● **Do this**:
Can you extend the text on U.S. undergraduate enrollment from 2000 to 2010, picking up right after its final sentence?

● **Extracted text**:
More women than men are enrolled as undergraduates, and the number of female students shows more growth over the past decade than for male students.

The number of undergraduate students continues to increase in every racial/ethnic group. From 2000 to 2010, the growth rate for Hispanics and blacks was greater than for the other groups.

The number of first-time freshmen enrolled in U.S. colleges and universities rose gradually from 2000 to 2007, and then showed a marked increase in 2008 and 2009 before flattening out in 2010. The pattern was similar for women and men.

Since 2000, the number of first-time freshmen has increased in every racial/ethnic group. Growth has been greatest among Hispanics and blacks, and particularly rapid since 2007.

Key Observations

  • Overall, the number of undergraduates grew from 13.4 million in 2000 to 18.3 million in 2010, an increase of 36%. The number of female students increased by 40%, compared to a 32% increase for male students during the period.
  • Women made up more than half of undergraduate students in every year. The number of female students, and their share of all undergraduates, rose gradually over the decade from 7.4 million (55%) in 2000 to 10.4 million (57%) in 2010.

● **Supplied data**:

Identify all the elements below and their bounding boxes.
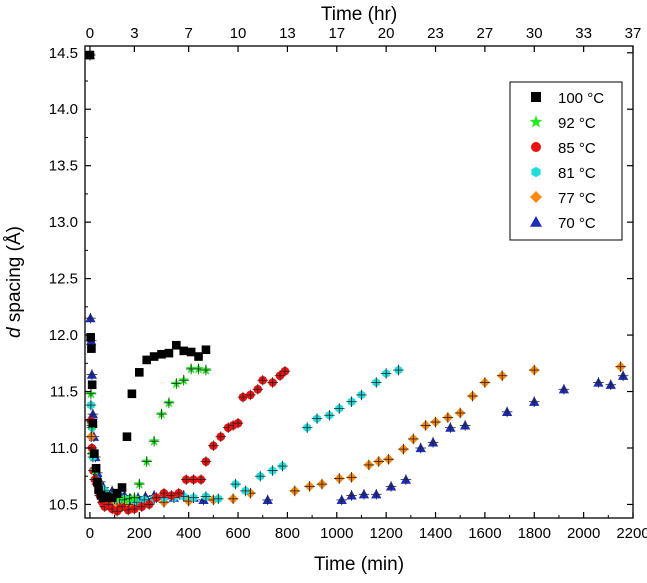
legend-label: 77 °C (558, 190, 596, 207)
data-point (107, 493, 117, 502)
legend-marker (530, 216, 542, 227)
x-tick-label: 1400 (419, 525, 452, 542)
x-tick-label: 600 (226, 525, 251, 542)
top-x-tick-label: 17 (328, 25, 345, 42)
data-point (179, 346, 189, 356)
top-x-tick-label: 33 (575, 25, 592, 42)
data-point (117, 483, 127, 492)
y-axis: 10.5 11.0 11.5 12.0 12.5 13.0 13.5 14.0 14.5 (49, 45, 633, 513)
chart-marks (84, 49, 629, 517)
y-tick-label: 13.5 (49, 158, 78, 175)
data-point (164, 348, 174, 358)
top-x-tick-label: 3 (130, 25, 138, 42)
legend-label: 92 °C (558, 115, 596, 132)
x-tick-label: 2000 (567, 525, 600, 542)
y-tick-label: 14.0 (49, 101, 78, 118)
data-point (172, 340, 181, 350)
data-point (102, 492, 112, 501)
data-point (127, 389, 137, 399)
series-hexagon (84, 49, 404, 508)
legend-marker (531, 142, 541, 152)
top-x-tick-label: 37 (625, 25, 642, 42)
data-point (93, 477, 102, 487)
legend: 100 °C 92 °C 85 °C 81 °C 77 °C 70 °C (509, 81, 623, 241)
legend-label: 85 °C (558, 140, 596, 157)
y-axis-title-italic: d (4, 326, 25, 338)
x-tick-label: 1800 (518, 525, 551, 542)
top-x-axis-title: Time (hr) (321, 4, 397, 25)
y-tick-label: 11.5 (50, 384, 78, 401)
data-point (194, 352, 203, 361)
x-tick-label: 200 (127, 525, 152, 542)
x-tick-label: 2200 (616, 525, 647, 542)
data-point (91, 464, 101, 473)
legend-label: 100 °C (558, 90, 604, 107)
data-point (142, 355, 152, 365)
legend-marker (529, 115, 543, 128)
data-point (85, 50, 95, 60)
data-point (122, 432, 132, 441)
top-x-tick-label: 30 (526, 25, 543, 42)
x-axis: 0 200 400 600 800 1000 1200 1400 1600 1800 2000 220… (86, 512, 647, 542)
legend-marker (530, 191, 542, 203)
top-x-tick-label: 23 (427, 25, 444, 42)
y-tick-label: 14.5 (49, 45, 78, 62)
data-point (201, 345, 211, 355)
top-x-tick-label: 0 (86, 25, 94, 42)
y-axis-title-rest: spacing (Å) (4, 226, 25, 327)
legend-marker (531, 166, 541, 178)
x-tick-label: 800 (275, 525, 300, 542)
x-tick-label: 1600 (468, 525, 501, 542)
plot-frame (84, 45, 634, 519)
data-point (88, 418, 98, 428)
data-point (112, 488, 122, 498)
top-x-tick-label: 10 (230, 25, 247, 42)
legend-label: 70 °C (558, 215, 596, 232)
x-tick-label: 0 (86, 525, 94, 542)
legend-box (509, 81, 623, 241)
data-point (87, 344, 96, 353)
x-tick-label: 1200 (369, 525, 402, 542)
legend-label: 81 °C (558, 165, 596, 182)
top-x-tick-label: 13 (279, 25, 296, 42)
top-x-tick-label: 27 (477, 25, 494, 42)
data-point (186, 347, 196, 357)
data-point (157, 349, 166, 359)
series-star (84, 49, 212, 506)
data-point (87, 380, 97, 390)
series-square (85, 50, 211, 502)
x-axis-title: Time (min) (314, 554, 404, 575)
top-x-axis: 0 3 7 10 13 17 20 23 27 30 33 37 (86, 25, 642, 52)
data-point (90, 449, 99, 458)
top-x-tick-label: 20 (378, 25, 395, 42)
x-tick-label: 400 (176, 525, 201, 542)
data-point (94, 485, 103, 495)
top-x-tick-label: 7 (185, 25, 193, 42)
data-point (135, 368, 144, 377)
series-circle (84, 49, 291, 517)
y-tick-label: 13.0 (49, 214, 78, 231)
x-tick-label: 1000 (320, 525, 353, 542)
y-tick-label: 10.5 (49, 496, 78, 513)
data-point (149, 352, 159, 361)
y-tick-label: 12.5 (49, 271, 78, 288)
y-tick-label: 11.0 (50, 440, 78, 457)
legend-marker (531, 92, 541, 102)
y-axis-title: d spacing (Å) (4, 226, 25, 338)
data-point (86, 333, 95, 342)
y-tick-label: 12.0 (49, 327, 78, 344)
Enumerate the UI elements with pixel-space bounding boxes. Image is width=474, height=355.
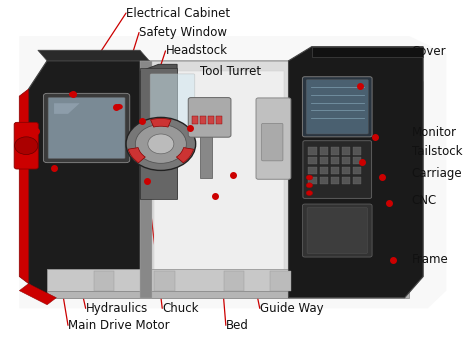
Polygon shape xyxy=(289,47,423,298)
Text: Guide Way: Guide Way xyxy=(260,302,323,315)
Bar xyxy=(342,167,350,174)
Polygon shape xyxy=(47,291,409,298)
Text: Carriage: Carriage xyxy=(411,168,462,180)
Circle shape xyxy=(69,92,76,97)
Bar xyxy=(93,271,114,291)
Bar xyxy=(342,157,350,164)
Bar xyxy=(319,167,328,174)
Text: Headstock: Headstock xyxy=(165,44,228,58)
FancyBboxPatch shape xyxy=(188,98,231,137)
FancyBboxPatch shape xyxy=(150,74,195,136)
Bar xyxy=(192,116,198,125)
Polygon shape xyxy=(312,47,423,57)
Bar xyxy=(154,271,175,291)
Polygon shape xyxy=(19,284,56,305)
Bar xyxy=(201,114,212,178)
Text: Frame: Frame xyxy=(411,253,448,266)
Bar xyxy=(331,157,339,164)
Bar xyxy=(353,177,361,184)
Polygon shape xyxy=(19,36,447,308)
Text: Bed: Bed xyxy=(226,319,249,332)
Circle shape xyxy=(15,137,38,154)
Bar xyxy=(342,147,350,154)
Text: Safety Window: Safety Window xyxy=(139,26,227,39)
Text: Hydraulics: Hydraulics xyxy=(86,302,148,315)
Wedge shape xyxy=(128,148,146,163)
Wedge shape xyxy=(151,119,171,127)
FancyBboxPatch shape xyxy=(302,77,372,137)
FancyBboxPatch shape xyxy=(14,122,38,169)
Bar xyxy=(319,157,328,164)
Bar xyxy=(309,157,317,164)
Bar xyxy=(309,167,317,174)
Bar xyxy=(331,147,339,154)
Polygon shape xyxy=(47,61,423,82)
Text: Main Drive Motor: Main Drive Motor xyxy=(68,319,170,332)
Bar xyxy=(309,147,317,154)
Bar xyxy=(140,61,152,298)
Bar xyxy=(319,177,328,184)
Bar xyxy=(353,147,361,154)
FancyBboxPatch shape xyxy=(306,80,368,134)
FancyBboxPatch shape xyxy=(48,97,125,159)
Circle shape xyxy=(306,183,313,188)
Polygon shape xyxy=(140,64,177,199)
Text: Tailstock: Tailstock xyxy=(411,145,462,158)
Polygon shape xyxy=(154,71,284,277)
Bar xyxy=(208,116,214,125)
Wedge shape xyxy=(176,148,193,163)
Text: CNC: CNC xyxy=(411,194,437,207)
Circle shape xyxy=(126,118,196,170)
Text: Tool Turret: Tool Turret xyxy=(201,65,262,78)
Text: Cover: Cover xyxy=(411,45,446,59)
Bar xyxy=(270,271,291,291)
Circle shape xyxy=(135,125,186,163)
Polygon shape xyxy=(28,61,149,298)
Polygon shape xyxy=(54,103,80,114)
Circle shape xyxy=(306,191,313,196)
Bar xyxy=(331,177,339,184)
Bar xyxy=(342,177,350,184)
Polygon shape xyxy=(149,61,289,298)
FancyBboxPatch shape xyxy=(256,98,291,179)
Bar xyxy=(353,157,361,164)
FancyBboxPatch shape xyxy=(262,124,283,161)
FancyBboxPatch shape xyxy=(44,93,130,163)
Bar xyxy=(353,167,361,174)
FancyBboxPatch shape xyxy=(302,204,372,257)
Circle shape xyxy=(115,104,123,110)
Polygon shape xyxy=(28,61,423,298)
Circle shape xyxy=(306,175,313,180)
Text: Chuck: Chuck xyxy=(162,302,199,315)
Text: Electrical Cabinet: Electrical Cabinet xyxy=(126,7,230,20)
FancyBboxPatch shape xyxy=(303,141,372,198)
Polygon shape xyxy=(38,50,149,61)
Bar xyxy=(224,271,245,291)
Bar xyxy=(200,116,206,125)
Bar xyxy=(319,147,328,154)
Bar xyxy=(47,269,409,291)
FancyBboxPatch shape xyxy=(307,208,367,253)
Circle shape xyxy=(148,134,174,154)
Bar xyxy=(216,116,222,125)
Polygon shape xyxy=(19,89,28,284)
Bar xyxy=(331,167,339,174)
Text: Monitor: Monitor xyxy=(411,126,456,139)
Bar xyxy=(309,177,317,184)
Bar xyxy=(140,68,177,199)
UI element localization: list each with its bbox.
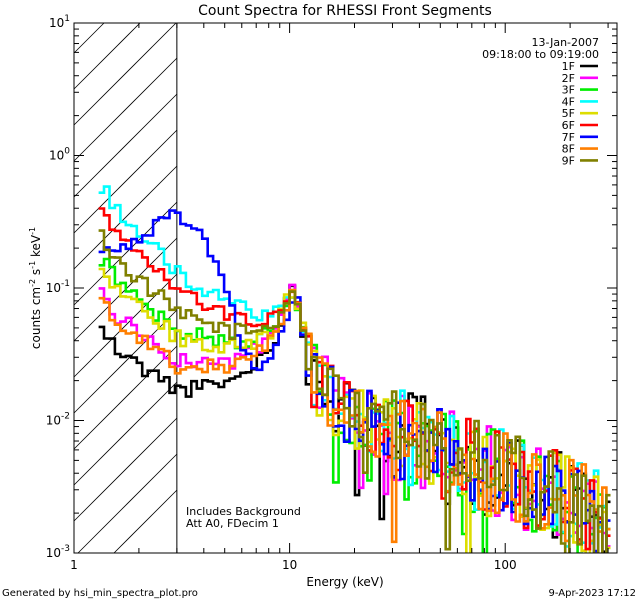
hatch-line xyxy=(77,453,178,554)
legend-label-3F: 3F xyxy=(562,84,575,97)
legend-label-1F: 1F xyxy=(562,60,575,73)
time-range-label: 09:18:00 to 09:19:00 xyxy=(482,48,599,61)
annotation-background: Includes Background xyxy=(186,505,301,518)
y-tick-label: 101 xyxy=(49,14,70,30)
hatch-line xyxy=(73,381,178,486)
annotation-attenuator: Att A0, FDecim 1 xyxy=(186,517,279,530)
hatch-line xyxy=(113,489,178,554)
hatch-line xyxy=(73,22,177,126)
hatched-region xyxy=(73,22,178,554)
y-tick-label: 10-1 xyxy=(46,279,70,295)
x-tick-label: 10 xyxy=(282,558,297,572)
y-label-exp-2: -1 xyxy=(28,261,37,269)
legend-label-4F: 4F xyxy=(562,95,575,108)
series-line-9F xyxy=(98,229,611,553)
series-layer xyxy=(98,185,611,553)
hatch-line xyxy=(73,417,178,522)
chart-title: Count Spectra for RHESSI Front Segments xyxy=(198,3,492,19)
x-axis-label: Energy (keV) xyxy=(306,575,383,589)
footer-generated-by: Generated by hsi_min_spectra_plot.pro xyxy=(2,588,198,599)
y-tick-label: 100 xyxy=(49,147,70,163)
y-label-exp-1: -2 xyxy=(28,279,37,287)
x-tick-label: 100 xyxy=(494,558,517,572)
hatch-line xyxy=(73,165,178,270)
hatch-line xyxy=(73,57,178,162)
legend-label-5F: 5F xyxy=(562,107,575,120)
hatch-line xyxy=(73,129,178,234)
legend-label-8F: 8F xyxy=(562,143,575,156)
hatch-line xyxy=(73,345,178,450)
series-line-8F xyxy=(98,288,611,544)
legend-label-6F: 6F xyxy=(562,119,575,132)
legend-label-7F: 7F xyxy=(562,131,575,144)
x-tick-label: 1 xyxy=(70,558,78,572)
y-label-mid-2: keV xyxy=(29,234,43,261)
legend-label-2F: 2F xyxy=(562,72,575,85)
x-axis: 1 10 100 xyxy=(70,23,609,572)
y-axis: 101 100 10-1 10-2 10-3 xyxy=(46,14,617,560)
y-label-base: counts cm xyxy=(29,287,43,349)
series-line-3F xyxy=(98,257,611,553)
hatch-line xyxy=(73,93,178,198)
legend-label-9F: 9F xyxy=(562,154,575,167)
footer-timestamp: 9-Apr-2023 17:12 xyxy=(549,588,636,599)
date-label: 13-Jan-2007 xyxy=(532,36,600,49)
hatch-line xyxy=(73,22,105,54)
hatch-line xyxy=(73,22,141,90)
y-label-mid-1: s xyxy=(29,269,43,279)
y-label-exp-3: -1 xyxy=(28,227,37,235)
y-axis-label: counts cm-2 s-1 keV-1 xyxy=(28,227,43,349)
y-tick-label: 10-3 xyxy=(46,544,70,560)
y-tick-label: 10-2 xyxy=(46,412,70,428)
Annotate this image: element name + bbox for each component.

● **Answer to this problem**:
  • In 2010, 10 million whites, over 2.5 million Hispanics, close to 2.5 million blacks, 1 million Asians/Pacific Islanders, and over 167,000 American Indians/Alaska Natives were enrolled as undergraduates.
  • From 2000 to 2010, undergraduate enrollment increased by 80% among Hispanics and 64% among blacks, compared to 16% among whites, 29% among Asians/Pacific Islanders, and 30% among American Indians/Alaska Natives.
  • Hispanics and blacks each made up about 14% of all undergraduate students in 2010. In 2000 both groups accounted for approximately 11% of undergraduates.
  • Asians/Pacific Islanders were about 6% of the undergraduate population in both 2000 and 2010. American Indians/Alaska Natives represented slightly less than 1% of undergraduate students in both years.
  • As the percentage of minority students increased, the percentage of white undergraduate students dropped from 66% in 2000 to 56% in 2010.
  • The total number of first-time freshmen grew from 2.4 million in 2000 to 3.2 million in 2010, an increase of 35%.
  • Women were a majority of first-time freshmen in every year, rising from 1.3 million in 2000 to 1.7 million in 2010.
  • In 2010, there were 1.7 million whites who were first-time freshmen, compared to approximately 494,000 Hispanics, 462,000 blacks, 167,000 Asians/Pacific Islanders, and 29,000 American Indians/Alaska Natives.
  • From 2000 to 2010, the number of Hispanic and black first-time freshmen grew by 110% and 65%, respectively. In comparison, first-time freshmen enrollment increased by 33% among Asians/Pacific Islanders, 30% among American Indians/Alaska Natives, and 10% among whites.
  • Hispanics’ proportion of first-time freshmen rose from 10% in 2000 to 16% in 2010, and blacks’ proportion rose from 12% to 15% over the period.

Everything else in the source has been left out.